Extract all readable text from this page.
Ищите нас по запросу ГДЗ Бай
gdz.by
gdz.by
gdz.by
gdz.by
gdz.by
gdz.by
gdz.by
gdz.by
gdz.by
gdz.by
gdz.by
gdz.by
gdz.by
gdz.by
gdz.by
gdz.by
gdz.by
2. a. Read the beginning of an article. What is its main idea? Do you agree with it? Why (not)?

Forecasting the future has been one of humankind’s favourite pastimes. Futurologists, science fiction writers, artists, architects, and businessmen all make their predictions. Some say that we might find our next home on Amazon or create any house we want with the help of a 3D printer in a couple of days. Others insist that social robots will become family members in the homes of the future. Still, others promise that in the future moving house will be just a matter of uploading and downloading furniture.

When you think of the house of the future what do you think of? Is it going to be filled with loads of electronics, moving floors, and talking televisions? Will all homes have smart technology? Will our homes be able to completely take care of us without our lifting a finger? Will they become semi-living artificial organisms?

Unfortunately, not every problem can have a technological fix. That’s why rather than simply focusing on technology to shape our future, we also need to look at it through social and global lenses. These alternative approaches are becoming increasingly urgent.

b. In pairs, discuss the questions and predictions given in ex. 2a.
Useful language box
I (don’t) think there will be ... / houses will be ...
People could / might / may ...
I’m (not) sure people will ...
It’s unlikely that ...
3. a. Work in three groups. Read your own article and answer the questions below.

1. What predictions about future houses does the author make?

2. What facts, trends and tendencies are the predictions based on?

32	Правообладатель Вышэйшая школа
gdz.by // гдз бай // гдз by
---
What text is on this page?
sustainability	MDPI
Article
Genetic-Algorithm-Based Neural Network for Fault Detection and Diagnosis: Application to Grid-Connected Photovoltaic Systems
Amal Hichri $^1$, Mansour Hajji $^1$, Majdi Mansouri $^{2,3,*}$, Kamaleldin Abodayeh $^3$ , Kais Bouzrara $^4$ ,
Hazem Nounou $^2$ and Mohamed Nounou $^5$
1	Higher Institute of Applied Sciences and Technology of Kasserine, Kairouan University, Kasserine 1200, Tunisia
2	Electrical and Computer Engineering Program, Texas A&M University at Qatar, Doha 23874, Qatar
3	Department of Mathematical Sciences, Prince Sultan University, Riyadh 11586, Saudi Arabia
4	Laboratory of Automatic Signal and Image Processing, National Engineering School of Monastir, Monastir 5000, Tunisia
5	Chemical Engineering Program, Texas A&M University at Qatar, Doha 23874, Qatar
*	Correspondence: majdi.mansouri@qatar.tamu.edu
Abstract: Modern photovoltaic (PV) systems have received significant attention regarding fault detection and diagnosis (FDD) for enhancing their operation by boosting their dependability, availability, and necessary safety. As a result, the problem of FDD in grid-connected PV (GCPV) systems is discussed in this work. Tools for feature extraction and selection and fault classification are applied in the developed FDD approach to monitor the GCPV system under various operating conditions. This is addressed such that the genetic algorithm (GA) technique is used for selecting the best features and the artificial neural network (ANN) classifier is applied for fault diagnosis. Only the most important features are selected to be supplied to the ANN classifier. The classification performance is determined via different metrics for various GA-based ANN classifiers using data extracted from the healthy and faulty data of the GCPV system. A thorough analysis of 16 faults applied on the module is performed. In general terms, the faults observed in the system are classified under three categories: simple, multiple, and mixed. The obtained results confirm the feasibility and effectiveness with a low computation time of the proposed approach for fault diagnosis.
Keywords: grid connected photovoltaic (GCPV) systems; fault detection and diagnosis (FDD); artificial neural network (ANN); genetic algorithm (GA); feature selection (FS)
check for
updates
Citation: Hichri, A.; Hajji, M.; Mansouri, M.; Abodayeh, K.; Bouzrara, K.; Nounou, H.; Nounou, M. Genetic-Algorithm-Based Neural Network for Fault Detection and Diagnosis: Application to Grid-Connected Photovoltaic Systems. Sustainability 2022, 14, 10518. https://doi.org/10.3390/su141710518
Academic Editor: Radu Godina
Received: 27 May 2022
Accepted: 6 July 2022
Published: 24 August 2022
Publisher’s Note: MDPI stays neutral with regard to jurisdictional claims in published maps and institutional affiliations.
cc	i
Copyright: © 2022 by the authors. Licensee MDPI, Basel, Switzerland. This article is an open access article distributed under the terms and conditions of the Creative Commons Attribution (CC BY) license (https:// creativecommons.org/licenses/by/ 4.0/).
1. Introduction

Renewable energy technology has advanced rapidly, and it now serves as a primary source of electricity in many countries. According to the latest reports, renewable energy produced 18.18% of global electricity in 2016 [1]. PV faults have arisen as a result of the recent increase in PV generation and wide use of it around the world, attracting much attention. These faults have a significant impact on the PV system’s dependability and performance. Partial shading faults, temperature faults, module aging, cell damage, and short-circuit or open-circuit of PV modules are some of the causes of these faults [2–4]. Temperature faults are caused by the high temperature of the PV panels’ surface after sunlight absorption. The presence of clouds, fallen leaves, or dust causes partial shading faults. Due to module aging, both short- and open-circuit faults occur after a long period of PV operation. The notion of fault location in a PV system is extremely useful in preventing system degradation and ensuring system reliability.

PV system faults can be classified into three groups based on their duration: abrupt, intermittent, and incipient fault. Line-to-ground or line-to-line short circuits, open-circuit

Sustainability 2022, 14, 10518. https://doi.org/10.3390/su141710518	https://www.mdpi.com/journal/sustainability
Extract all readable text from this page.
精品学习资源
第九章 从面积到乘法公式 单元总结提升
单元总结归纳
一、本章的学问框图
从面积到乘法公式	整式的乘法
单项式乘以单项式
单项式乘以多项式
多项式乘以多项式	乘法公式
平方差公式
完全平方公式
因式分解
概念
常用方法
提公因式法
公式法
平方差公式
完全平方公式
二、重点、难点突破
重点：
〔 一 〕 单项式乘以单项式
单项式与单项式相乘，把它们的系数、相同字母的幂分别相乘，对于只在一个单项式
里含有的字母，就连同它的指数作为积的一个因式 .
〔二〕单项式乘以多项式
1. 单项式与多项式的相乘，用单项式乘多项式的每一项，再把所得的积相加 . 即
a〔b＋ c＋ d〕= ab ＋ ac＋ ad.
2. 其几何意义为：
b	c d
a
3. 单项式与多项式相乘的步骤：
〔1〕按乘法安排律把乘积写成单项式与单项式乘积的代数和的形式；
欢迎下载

What the task asks:
Pick out and copy the lines of the material that include the word "GCPV".

Task output:
Abstract: Modern photovoltaic (PV) systems have received significant attention regarding fault detection and diagnosis (FDD) for enhancing their operation by boosting their dependability, availability, and necessary safety. As a result, the problem of FDD in grid-connected PV (GCPV) systems is discussed in this work. Tools for feature extraction and selection and fault classification are applied in the developed FDD approach to monitor the GCPV system under various operating conditions. This is addressed such that the genetic algorithm (GA) technique is used for selecting the best features and the artificial neural network (ANN) classifier is applied for fault diagnosis. Only the most important features are selected to be supplied to the ANN classifier. The classification performance is determined via different metrics for various GA-based ANN classifiers using data extracted from the healthy and faulty data of the GCPV system. A thorough analysis of 16 faults applied on the module is performed. In general terms, the faults observed in the system are classified under three categories: simple, multiple, and mixed. The obtained results confirm the feasibility and effectiveness with a low computation time of the proposed approach for fault diagnosis.
Keywords: grid connected photovoltaic (GCPV) systems; fault detection and diagnosis (FDD); artificial neural network (ANN); genetic algorithm (GA); feature selection (FS)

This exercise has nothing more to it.